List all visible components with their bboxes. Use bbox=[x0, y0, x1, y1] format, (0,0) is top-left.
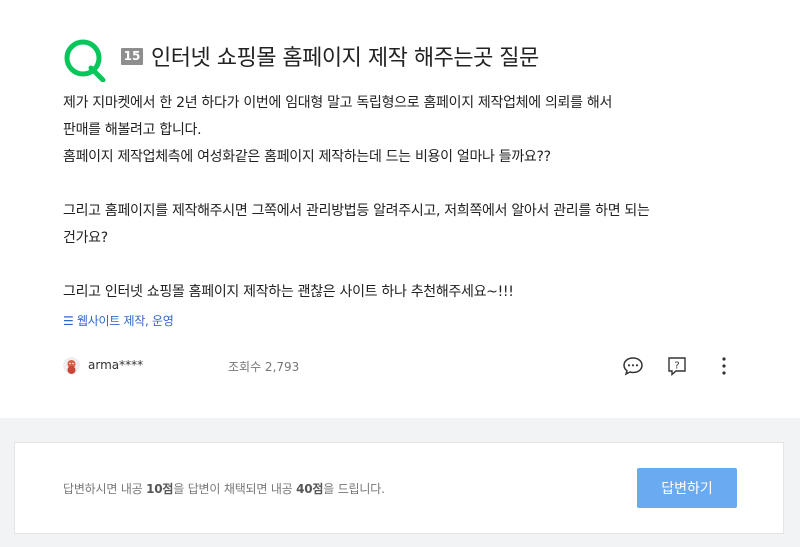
body-line: 그리고 인터넷 쇼핑몰 홈페이지 제작하는 괜찮은 사이트 하나 추천해주세요~… bbox=[63, 284, 514, 300]
answer-points-info: 답변하시면 내공 10점을 답변이 채택되면 내공 40점을 드립니다. bbox=[63, 480, 385, 497]
answer-prompt-box: 답변하시면 내공 10점을 답변이 채택되면 내공 40점을 드립니다. 답변하… bbox=[14, 442, 784, 534]
author-name[interactable]: arma**** bbox=[88, 358, 143, 372]
menu-icon: ☰ bbox=[63, 314, 77, 328]
q-logo-icon bbox=[64, 39, 106, 82]
svg-text:?: ? bbox=[674, 361, 679, 372]
body-line: 판매를 해볼려고 합니다. bbox=[63, 122, 202, 138]
view-count: 조회수 2,793 bbox=[228, 360, 300, 374]
avatar[interactable] bbox=[63, 357, 80, 374]
question-report-icon[interactable]: ? bbox=[666, 355, 688, 377]
question-title: 인터넷 쇼핑몰 홈페이지 제작 해주는곳 질문 bbox=[151, 46, 539, 71]
body-line: 건가요? bbox=[63, 230, 108, 246]
category-tag-label: 웹사이트 제작, 운영 bbox=[76, 314, 174, 328]
comment-icon[interactable] bbox=[622, 355, 644, 377]
question-body: 제가 지마켓에서 한 2년 하다가 이번에 임대형 말고 독립형으로 홈페이지 … bbox=[63, 90, 753, 306]
question-title-row: 15 인터넷 쇼핑몰 홈페이지 제작 해주는곳 질문 bbox=[121, 40, 539, 72]
body-line: 그리고 홈페이지를 제작해주시면 그쪽에서 관리방법등 알려주시고, 저희쪽에서… bbox=[63, 203, 650, 219]
answer-button[interactable]: 답변하기 bbox=[637, 468, 737, 508]
info-text: 을 답변이 채택되면 내공 bbox=[173, 482, 297, 496]
body-line: 제가 지마켓에서 한 2년 하다가 이번에 임대형 말고 독립형으로 홈페이지 … bbox=[63, 95, 613, 111]
question-meta: arma**** 조회수 2,793 ? bbox=[63, 355, 743, 377]
info-text: 을 드립니다. bbox=[323, 482, 385, 496]
age-badge: 15 bbox=[121, 47, 143, 65]
points-selected: 40점 bbox=[296, 482, 324, 496]
category-tag[interactable]: ☰ 웹사이트 제작, 운영 bbox=[63, 312, 174, 329]
more-options-icon[interactable] bbox=[713, 355, 735, 377]
body-line: 홈페이지 제작업체측에 여성화같은 홈페이지 제작하는데 드는 비용이 얼마나 … bbox=[63, 149, 551, 165]
info-text: 답변하시면 내공 bbox=[63, 482, 147, 496]
points-answer: 10점 bbox=[146, 482, 174, 496]
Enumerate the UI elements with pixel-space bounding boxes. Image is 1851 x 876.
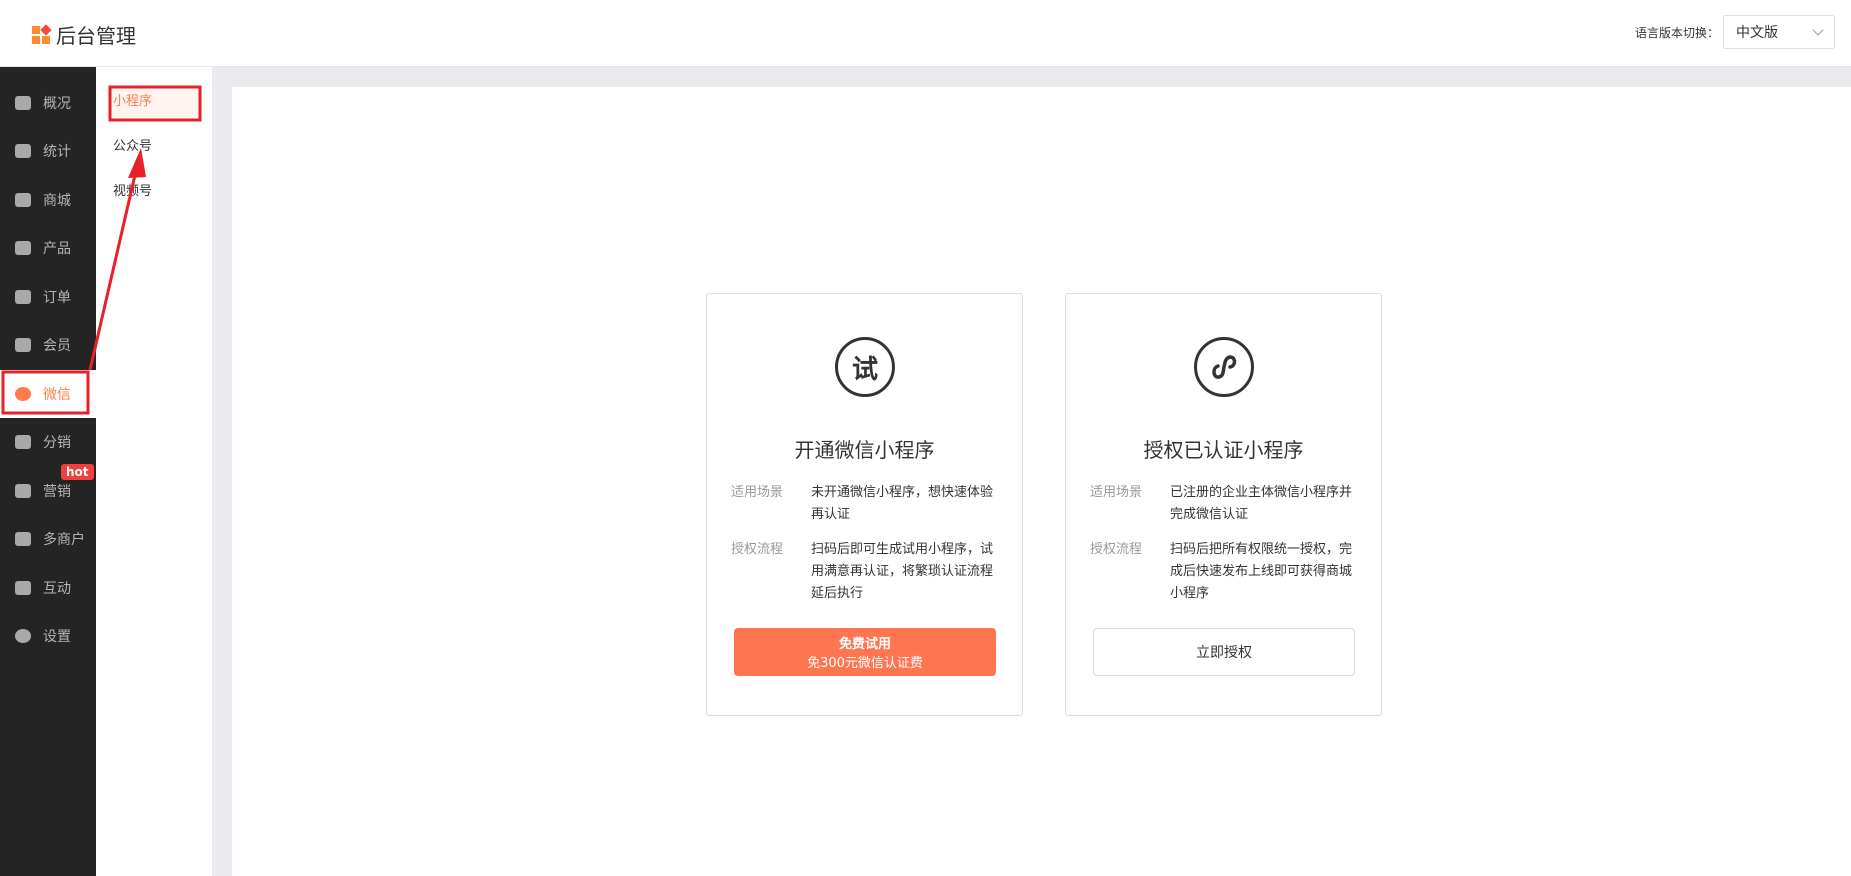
trial-card: 试 开通微信小程序 适用场景 未开通微信小程序，想快速体验再认证 授权流程 扫码后即… [706, 293, 1023, 716]
sidebar-item-products[interactable]: 产品 [0, 224, 96, 272]
app-title: 后台管理 [56, 24, 136, 48]
card-row: 授权流程 扫码后即可生成试用小程序，试用满意再认证，将繁琐认证流程延后执行 [731, 539, 998, 605]
row-label: 适用场景 [731, 485, 784, 500]
row-text: 扫码后即可生成试用小程序，试用满意再认证，将繁琐认证流程延后执行 [811, 542, 994, 601]
authorize-card: 授权已认证小程序 适用场景 已注册的企业主体微信小程序并完成微信认证 授权流程 扫码… [1065, 293, 1382, 716]
button-sublabel: 免300元微信认证费 [807, 656, 923, 671]
card-row: 授权流程 扫码后把所有权限统一授权，完成后快速发布上线即可获得商城小程序 [1090, 539, 1357, 605]
sidebar-item-interaction[interactable]: 互动 [0, 564, 96, 612]
button-label: 免费试用 [838, 637, 891, 652]
hot-badge: hot [61, 464, 94, 480]
clipboard-icon [15, 290, 31, 304]
language-switcher: 语言版本切换： 中文版 [1635, 15, 1835, 49]
users-icon [15, 435, 31, 449]
row-text: 未开通微信小程序，想快速体验再认证 [811, 485, 994, 522]
sidebar-item-mall[interactable]: 商城 [0, 176, 96, 224]
row-text: 已注册的企业主体微信小程序并完成微信认证 [1170, 485, 1353, 522]
layers-icon [15, 96, 31, 110]
card-title: 授权已认证小程序 [1143, 438, 1304, 462]
card-row: 适用场景 未开通微信小程序，想快速体验再认证 [731, 482, 998, 526]
row-label: 授权流程 [1090, 542, 1143, 557]
chevron-down-icon [1812, 24, 1824, 36]
submenu: 小程序 公众号 视频号 [96, 67, 212, 876]
language-label: 语言版本切换： [1634, 25, 1719, 40]
top-header: 后台管理 语言版本切换： 中文版 [0, 0, 1851, 67]
free-trial-button[interactable]: 免费试用免300元微信认证费 [734, 628, 996, 676]
nav-label: 商城 [43, 193, 71, 209]
nav-label: 概况 [43, 96, 71, 112]
nav-label: 统计 [43, 144, 71, 160]
people-icon [15, 581, 31, 595]
nav-label: 订单 [43, 290, 71, 306]
logo-icon [32, 23, 52, 44]
trial-icon: 试 [835, 337, 895, 397]
nav-label: 设置 [43, 629, 71, 645]
nav-label: 多商户 [43, 532, 85, 548]
nav-label: 会员 [43, 338, 71, 354]
row-text: 扫码后把所有权限统一授权，完成后快速发布上线即可获得商城小程序 [1170, 542, 1353, 601]
sidebar: 概况 统计 商城 产品 订单 会员 微信 分销 营销 hot 多商户 互动 设置 [0, 67, 96, 876]
logo: 后台管理 [32, 20, 136, 49]
row-label: 授权流程 [731, 542, 784, 557]
card-title: 开通微信小程序 [794, 438, 935, 462]
nav-label: 营销 [43, 484, 71, 500]
grid-icon [15, 241, 31, 255]
sidebar-item-wechat[interactable]: 微信 [0, 370, 96, 418]
sidebar-item-settings[interactable]: 设置 [0, 612, 96, 660]
nav-label: 微信 [43, 387, 71, 403]
submenu-item-channels[interactable]: 视频号 [107, 177, 202, 207]
row-label: 适用场景 [1090, 485, 1143, 500]
mail-icon [15, 193, 31, 207]
sidebar-item-multi-merchant[interactable]: 多商户 [0, 515, 96, 563]
chart-icon [15, 144, 31, 158]
sidebar-item-members[interactable]: 会员 [0, 321, 96, 369]
nav-label: 互动 [43, 581, 71, 597]
sidebar-item-orders[interactable]: 订单 [0, 273, 96, 321]
submenu-item-miniprogram[interactable]: 小程序 [107, 87, 202, 117]
sidebar-item-stats[interactable]: 统计 [0, 127, 96, 175]
miniprogram-icon [1194, 337, 1254, 397]
wechat-icon [15, 387, 31, 401]
submenu-item-official-account[interactable]: 公众号 [107, 132, 202, 162]
nav-label: 产品 [43, 241, 71, 257]
flag-icon [15, 484, 31, 498]
card-row: 适用场景 已注册的企业主体微信小程序并完成微信认证 [1090, 482, 1357, 526]
store-icon [15, 532, 31, 546]
language-value: 中文版 [1736, 25, 1778, 41]
language-select[interactable]: 中文版 [1723, 15, 1835, 49]
nav-label: 分销 [43, 435, 71, 451]
authorize-now-button[interactable]: 立即授权 [1093, 628, 1355, 676]
gear-icon [15, 629, 31, 643]
sidebar-item-marketing[interactable]: 营销 hot [0, 464, 96, 515]
sidebar-item-overview[interactable]: 概况 [0, 79, 96, 127]
crown-icon [15, 338, 31, 352]
sidebar-item-distribution[interactable]: 分销 [0, 418, 96, 466]
main-panel: 试 开通微信小程序 适用场景 未开通微信小程序，想快速体验再认证 授权流程 扫码后即… [232, 87, 1851, 876]
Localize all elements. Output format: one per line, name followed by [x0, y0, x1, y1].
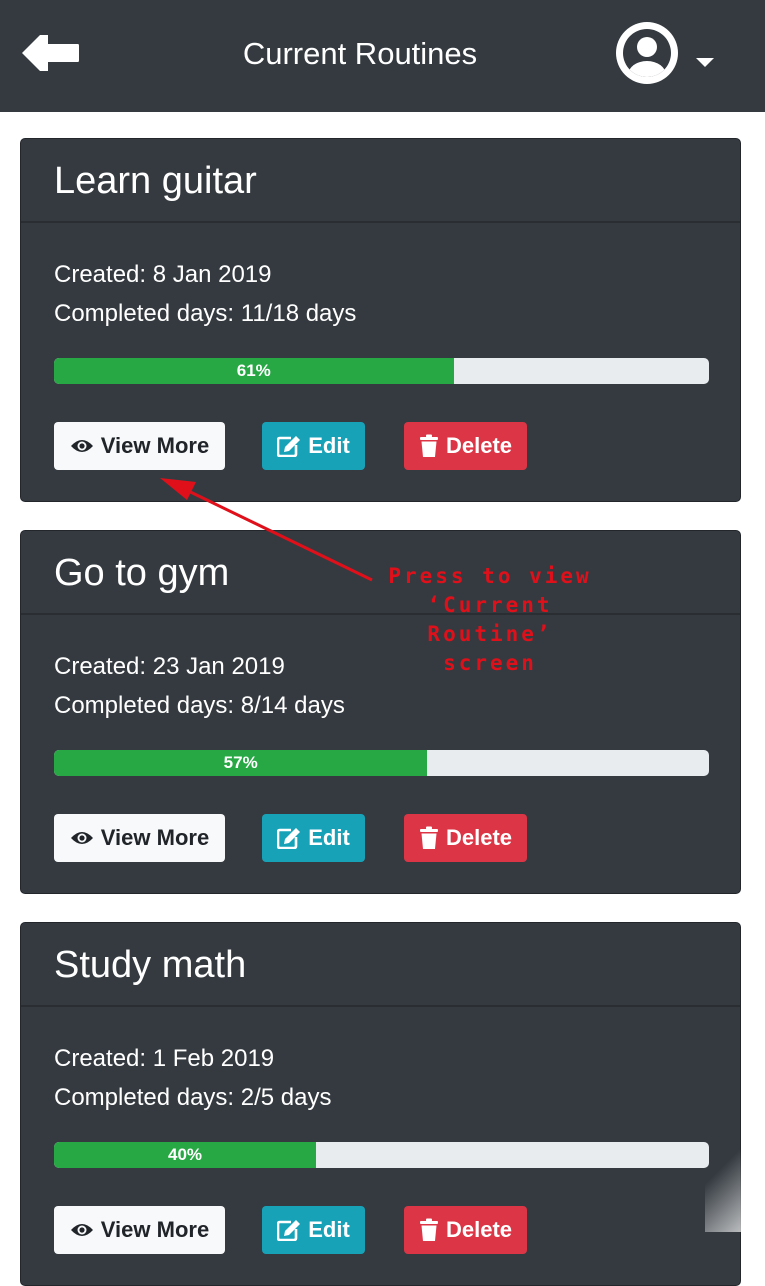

-=-=-=-=-

The request
Keep only the lines above that contain the string "authorize", copying each one in full. Match upper and lower case exactly.

Solution to this exercise
authorize-card: 授权已认证小程序 适用场景 已注册的企业主体微信小程序并完成微信认证 授权流程 扫码… [1065, 293, 1382, 716]
authorize-now-button[interactable]: 立即授权 [1093, 628, 1355, 676]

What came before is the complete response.